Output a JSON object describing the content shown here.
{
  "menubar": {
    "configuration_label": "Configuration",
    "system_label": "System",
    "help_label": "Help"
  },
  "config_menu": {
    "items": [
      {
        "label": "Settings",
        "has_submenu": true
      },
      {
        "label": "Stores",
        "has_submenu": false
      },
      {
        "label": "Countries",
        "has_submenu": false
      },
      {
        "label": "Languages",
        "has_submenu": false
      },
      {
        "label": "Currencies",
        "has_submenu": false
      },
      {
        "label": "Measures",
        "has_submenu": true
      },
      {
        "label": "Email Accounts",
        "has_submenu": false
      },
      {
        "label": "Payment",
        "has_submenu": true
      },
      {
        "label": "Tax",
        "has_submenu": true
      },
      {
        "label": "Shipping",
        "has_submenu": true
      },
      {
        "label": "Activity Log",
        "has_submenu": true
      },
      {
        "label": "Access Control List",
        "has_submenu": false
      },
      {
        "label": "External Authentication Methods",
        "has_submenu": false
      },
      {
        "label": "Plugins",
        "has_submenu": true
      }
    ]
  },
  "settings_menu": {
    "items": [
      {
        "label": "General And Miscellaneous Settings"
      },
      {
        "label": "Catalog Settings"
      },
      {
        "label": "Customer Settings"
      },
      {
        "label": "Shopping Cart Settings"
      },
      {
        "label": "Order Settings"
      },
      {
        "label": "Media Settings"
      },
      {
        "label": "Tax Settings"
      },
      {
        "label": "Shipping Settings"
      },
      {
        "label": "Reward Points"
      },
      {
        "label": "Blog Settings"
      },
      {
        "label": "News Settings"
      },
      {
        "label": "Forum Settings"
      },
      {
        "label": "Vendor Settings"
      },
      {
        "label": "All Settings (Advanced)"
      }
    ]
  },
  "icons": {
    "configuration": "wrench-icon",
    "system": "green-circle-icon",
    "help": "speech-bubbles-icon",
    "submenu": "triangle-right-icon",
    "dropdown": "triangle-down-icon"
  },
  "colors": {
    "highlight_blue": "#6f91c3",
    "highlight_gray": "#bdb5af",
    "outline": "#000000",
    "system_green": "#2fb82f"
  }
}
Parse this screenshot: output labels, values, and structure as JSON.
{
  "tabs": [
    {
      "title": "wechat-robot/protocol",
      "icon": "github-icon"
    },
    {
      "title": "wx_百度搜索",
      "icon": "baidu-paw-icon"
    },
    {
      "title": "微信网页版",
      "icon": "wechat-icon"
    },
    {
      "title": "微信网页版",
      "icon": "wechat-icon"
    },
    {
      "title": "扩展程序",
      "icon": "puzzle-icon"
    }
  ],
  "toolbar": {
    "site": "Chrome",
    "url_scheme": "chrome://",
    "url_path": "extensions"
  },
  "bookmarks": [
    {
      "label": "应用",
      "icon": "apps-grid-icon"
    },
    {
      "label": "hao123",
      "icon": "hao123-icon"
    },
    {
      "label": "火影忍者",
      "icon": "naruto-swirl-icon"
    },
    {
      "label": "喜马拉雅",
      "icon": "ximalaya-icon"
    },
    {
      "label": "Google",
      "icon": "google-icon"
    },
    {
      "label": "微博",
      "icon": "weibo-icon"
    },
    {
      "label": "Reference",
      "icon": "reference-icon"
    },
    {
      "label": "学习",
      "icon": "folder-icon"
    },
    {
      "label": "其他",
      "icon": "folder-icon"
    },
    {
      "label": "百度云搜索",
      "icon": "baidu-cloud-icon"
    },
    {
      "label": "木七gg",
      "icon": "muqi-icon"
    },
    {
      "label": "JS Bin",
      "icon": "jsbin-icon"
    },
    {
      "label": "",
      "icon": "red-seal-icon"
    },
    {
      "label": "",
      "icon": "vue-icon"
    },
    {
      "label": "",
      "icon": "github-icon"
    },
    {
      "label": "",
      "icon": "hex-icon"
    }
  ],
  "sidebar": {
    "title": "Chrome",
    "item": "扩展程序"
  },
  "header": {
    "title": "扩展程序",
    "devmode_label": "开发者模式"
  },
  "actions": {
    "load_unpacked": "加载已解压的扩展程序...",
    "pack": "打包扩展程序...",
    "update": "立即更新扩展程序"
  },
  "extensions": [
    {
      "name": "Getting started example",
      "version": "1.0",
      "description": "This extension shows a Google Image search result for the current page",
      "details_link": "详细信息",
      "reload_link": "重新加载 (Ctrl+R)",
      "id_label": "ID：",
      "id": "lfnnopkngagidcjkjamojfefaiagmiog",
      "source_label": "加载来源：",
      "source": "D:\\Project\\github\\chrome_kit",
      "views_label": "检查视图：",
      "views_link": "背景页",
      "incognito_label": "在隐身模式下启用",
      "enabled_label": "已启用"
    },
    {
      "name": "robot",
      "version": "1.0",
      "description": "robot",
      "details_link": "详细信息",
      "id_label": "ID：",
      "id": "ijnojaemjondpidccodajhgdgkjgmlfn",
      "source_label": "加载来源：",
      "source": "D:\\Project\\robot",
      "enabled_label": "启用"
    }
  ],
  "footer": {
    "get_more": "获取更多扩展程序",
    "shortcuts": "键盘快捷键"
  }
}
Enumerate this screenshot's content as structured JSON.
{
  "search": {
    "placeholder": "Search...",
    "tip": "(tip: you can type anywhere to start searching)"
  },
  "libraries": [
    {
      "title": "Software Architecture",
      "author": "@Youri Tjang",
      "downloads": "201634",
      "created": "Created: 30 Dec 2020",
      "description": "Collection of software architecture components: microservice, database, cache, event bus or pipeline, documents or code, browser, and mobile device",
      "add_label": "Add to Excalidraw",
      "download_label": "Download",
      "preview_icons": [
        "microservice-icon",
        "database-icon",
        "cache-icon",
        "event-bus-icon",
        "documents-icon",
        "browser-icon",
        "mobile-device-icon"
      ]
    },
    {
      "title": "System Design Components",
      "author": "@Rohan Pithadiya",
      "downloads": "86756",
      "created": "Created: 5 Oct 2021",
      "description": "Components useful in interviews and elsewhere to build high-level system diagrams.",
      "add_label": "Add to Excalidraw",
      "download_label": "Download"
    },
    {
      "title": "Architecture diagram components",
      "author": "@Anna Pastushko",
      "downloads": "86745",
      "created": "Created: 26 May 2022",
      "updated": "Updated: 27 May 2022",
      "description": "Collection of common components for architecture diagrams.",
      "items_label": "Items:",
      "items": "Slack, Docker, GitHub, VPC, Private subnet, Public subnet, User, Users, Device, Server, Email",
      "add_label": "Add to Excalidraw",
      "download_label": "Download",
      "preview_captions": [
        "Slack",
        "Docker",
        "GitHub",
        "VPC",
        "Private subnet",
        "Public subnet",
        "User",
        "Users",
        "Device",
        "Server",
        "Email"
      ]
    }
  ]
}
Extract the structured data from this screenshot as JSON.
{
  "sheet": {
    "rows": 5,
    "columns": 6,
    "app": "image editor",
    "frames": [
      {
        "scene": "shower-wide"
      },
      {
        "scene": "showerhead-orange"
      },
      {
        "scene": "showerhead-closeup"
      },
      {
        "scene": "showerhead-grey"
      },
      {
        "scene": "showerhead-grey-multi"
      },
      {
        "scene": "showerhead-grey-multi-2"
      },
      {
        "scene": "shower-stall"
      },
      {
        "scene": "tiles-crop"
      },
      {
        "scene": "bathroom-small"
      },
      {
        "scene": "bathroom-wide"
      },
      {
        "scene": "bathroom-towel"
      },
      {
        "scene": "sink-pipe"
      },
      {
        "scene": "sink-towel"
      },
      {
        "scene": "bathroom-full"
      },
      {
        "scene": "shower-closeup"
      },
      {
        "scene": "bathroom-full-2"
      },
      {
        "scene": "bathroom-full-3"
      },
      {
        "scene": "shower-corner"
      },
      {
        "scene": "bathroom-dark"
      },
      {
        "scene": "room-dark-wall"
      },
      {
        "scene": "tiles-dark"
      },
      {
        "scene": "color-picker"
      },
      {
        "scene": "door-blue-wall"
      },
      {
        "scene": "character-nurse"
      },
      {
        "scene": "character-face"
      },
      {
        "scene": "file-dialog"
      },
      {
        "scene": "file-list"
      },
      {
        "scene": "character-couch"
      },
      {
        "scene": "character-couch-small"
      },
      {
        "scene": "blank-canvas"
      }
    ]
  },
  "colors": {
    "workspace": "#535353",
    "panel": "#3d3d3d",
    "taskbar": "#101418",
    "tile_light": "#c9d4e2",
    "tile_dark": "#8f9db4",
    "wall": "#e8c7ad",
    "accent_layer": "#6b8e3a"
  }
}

• **What you should do**: Show every line of the records above that contains the word "towel".

• **Final answer**:
        "scene": "bathroom-towel"
        "scene": "sink-towel"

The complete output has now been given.